- _Problem description_:
Copy every line that mentions the word "this".

(Data items)
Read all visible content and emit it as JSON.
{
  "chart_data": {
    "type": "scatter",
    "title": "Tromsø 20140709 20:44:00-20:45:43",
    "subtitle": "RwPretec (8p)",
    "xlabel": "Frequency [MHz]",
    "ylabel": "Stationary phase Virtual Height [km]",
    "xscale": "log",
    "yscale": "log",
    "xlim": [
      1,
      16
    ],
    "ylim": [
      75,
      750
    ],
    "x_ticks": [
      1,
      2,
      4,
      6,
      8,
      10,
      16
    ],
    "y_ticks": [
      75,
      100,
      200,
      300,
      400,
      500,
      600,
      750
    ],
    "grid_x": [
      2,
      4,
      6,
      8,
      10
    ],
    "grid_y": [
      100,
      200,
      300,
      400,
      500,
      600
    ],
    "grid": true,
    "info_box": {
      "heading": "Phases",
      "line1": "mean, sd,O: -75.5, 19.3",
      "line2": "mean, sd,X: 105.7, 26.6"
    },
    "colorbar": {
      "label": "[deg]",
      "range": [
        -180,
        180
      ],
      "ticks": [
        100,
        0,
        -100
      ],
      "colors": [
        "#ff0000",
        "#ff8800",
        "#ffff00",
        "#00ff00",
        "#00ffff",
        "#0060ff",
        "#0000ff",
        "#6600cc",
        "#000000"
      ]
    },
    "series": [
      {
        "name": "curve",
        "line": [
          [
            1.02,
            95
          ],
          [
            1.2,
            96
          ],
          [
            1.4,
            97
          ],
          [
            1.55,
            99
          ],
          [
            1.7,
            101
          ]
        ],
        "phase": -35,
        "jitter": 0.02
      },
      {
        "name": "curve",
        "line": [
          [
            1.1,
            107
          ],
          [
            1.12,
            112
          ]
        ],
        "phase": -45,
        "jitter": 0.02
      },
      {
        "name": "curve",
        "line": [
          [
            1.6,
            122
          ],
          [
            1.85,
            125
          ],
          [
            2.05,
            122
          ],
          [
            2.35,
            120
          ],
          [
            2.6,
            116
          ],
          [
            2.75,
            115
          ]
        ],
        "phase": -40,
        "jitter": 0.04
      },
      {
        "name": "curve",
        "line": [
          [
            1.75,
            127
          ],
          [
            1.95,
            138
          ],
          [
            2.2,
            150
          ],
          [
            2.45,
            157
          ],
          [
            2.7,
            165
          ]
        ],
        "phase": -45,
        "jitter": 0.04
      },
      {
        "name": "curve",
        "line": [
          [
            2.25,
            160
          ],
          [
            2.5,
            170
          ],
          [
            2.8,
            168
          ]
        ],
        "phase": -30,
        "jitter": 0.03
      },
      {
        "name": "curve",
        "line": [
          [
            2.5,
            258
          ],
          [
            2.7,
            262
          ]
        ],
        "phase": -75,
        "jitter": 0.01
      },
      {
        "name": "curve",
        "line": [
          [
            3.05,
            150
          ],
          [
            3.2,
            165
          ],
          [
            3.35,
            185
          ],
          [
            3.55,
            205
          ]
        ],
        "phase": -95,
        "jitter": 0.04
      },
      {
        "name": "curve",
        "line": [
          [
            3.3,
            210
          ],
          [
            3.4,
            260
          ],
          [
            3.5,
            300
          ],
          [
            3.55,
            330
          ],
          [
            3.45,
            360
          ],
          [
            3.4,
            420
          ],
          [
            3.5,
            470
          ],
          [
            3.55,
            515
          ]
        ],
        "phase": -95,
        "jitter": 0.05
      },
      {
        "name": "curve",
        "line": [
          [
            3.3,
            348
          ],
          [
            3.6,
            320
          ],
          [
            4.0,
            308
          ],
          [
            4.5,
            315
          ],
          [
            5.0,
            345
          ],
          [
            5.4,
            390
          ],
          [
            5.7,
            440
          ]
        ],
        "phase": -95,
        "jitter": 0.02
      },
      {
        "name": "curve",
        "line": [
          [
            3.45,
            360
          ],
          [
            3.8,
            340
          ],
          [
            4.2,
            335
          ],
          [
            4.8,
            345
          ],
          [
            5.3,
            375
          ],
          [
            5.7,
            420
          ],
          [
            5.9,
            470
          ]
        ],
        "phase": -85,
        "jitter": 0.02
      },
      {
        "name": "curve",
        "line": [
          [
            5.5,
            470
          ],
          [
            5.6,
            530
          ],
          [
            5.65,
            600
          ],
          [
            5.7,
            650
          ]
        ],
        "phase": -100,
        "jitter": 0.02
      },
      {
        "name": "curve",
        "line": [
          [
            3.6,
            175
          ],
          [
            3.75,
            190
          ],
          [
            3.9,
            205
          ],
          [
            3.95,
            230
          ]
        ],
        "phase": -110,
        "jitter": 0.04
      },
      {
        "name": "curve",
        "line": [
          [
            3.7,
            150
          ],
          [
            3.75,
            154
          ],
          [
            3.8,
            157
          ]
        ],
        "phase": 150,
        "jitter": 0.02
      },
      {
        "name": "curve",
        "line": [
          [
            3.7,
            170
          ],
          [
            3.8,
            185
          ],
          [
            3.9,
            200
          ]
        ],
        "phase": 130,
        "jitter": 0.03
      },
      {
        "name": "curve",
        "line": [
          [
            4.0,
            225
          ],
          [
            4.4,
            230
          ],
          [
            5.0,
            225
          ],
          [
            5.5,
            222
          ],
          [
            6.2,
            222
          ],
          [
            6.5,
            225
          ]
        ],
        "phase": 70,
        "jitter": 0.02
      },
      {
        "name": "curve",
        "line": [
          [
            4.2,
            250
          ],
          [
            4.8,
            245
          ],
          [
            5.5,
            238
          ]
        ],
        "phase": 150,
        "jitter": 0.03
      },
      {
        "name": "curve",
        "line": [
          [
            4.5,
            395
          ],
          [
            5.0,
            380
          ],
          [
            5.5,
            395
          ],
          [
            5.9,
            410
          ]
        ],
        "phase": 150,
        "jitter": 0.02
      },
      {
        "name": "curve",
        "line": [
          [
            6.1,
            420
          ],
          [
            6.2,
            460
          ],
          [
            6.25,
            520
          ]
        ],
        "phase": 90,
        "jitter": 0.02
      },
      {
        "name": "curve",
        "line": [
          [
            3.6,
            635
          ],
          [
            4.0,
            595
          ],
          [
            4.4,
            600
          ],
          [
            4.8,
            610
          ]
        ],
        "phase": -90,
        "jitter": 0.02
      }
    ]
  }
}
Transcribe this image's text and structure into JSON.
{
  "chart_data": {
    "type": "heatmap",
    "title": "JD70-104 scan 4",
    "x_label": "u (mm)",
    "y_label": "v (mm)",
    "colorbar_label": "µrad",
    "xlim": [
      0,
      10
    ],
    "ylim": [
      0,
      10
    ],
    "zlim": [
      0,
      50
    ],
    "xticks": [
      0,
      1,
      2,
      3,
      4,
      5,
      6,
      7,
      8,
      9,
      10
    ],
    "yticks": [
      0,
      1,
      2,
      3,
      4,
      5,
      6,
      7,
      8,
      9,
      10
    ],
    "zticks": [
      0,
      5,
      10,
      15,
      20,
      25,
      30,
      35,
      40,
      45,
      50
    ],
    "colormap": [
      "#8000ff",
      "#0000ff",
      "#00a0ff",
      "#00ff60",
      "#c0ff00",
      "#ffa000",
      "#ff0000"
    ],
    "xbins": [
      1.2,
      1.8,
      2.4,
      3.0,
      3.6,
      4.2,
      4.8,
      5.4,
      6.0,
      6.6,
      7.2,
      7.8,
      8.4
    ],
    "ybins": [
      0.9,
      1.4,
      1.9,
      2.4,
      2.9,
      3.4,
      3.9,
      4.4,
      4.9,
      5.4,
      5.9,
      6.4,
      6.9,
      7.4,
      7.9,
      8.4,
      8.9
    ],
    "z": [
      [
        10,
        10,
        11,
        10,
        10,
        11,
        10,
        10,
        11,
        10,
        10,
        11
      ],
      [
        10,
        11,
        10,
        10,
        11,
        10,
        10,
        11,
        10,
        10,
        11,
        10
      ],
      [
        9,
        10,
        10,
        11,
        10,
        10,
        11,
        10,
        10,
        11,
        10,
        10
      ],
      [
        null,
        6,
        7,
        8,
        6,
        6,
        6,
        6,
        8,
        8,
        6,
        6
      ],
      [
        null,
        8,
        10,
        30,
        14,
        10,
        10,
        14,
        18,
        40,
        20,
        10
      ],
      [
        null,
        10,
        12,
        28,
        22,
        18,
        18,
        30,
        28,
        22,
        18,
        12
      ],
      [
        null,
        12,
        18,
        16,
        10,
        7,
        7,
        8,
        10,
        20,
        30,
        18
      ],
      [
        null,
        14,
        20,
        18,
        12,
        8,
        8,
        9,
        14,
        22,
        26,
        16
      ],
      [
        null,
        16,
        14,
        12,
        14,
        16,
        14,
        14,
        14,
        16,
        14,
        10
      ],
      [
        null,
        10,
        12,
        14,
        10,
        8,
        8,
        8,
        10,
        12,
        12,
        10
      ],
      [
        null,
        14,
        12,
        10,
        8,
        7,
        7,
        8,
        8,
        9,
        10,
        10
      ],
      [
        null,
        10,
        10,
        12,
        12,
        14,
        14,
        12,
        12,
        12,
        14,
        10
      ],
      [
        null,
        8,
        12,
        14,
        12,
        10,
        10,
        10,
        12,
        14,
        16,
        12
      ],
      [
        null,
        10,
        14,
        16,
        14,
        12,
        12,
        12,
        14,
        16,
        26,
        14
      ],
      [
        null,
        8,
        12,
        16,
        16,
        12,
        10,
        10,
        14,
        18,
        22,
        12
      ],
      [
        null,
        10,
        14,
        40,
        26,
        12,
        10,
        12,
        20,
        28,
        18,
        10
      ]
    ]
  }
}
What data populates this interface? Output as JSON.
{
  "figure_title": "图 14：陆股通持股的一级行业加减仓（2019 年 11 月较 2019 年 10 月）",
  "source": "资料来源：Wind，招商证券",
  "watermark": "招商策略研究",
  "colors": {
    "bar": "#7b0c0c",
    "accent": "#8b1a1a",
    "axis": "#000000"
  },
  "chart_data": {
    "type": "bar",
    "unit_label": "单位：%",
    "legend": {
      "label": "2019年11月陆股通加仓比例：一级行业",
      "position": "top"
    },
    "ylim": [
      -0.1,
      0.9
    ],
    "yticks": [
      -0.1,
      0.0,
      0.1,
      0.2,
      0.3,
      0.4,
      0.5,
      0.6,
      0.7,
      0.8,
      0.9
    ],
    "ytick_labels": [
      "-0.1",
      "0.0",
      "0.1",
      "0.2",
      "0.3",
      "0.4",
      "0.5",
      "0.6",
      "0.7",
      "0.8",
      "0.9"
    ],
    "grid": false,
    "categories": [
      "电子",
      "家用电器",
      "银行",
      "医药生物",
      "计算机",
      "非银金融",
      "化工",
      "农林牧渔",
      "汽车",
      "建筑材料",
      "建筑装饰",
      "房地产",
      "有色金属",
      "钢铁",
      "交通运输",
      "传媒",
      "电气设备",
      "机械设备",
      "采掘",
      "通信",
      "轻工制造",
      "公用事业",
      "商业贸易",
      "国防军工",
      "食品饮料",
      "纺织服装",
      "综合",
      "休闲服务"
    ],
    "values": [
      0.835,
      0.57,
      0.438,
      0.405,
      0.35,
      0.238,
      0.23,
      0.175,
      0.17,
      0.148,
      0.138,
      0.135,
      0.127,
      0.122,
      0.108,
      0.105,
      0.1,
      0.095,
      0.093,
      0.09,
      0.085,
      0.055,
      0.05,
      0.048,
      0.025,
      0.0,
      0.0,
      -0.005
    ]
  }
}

- _Expected output_:
Transcribe this image's text and structure into JSON.
What data populates this interface? Output as JSON.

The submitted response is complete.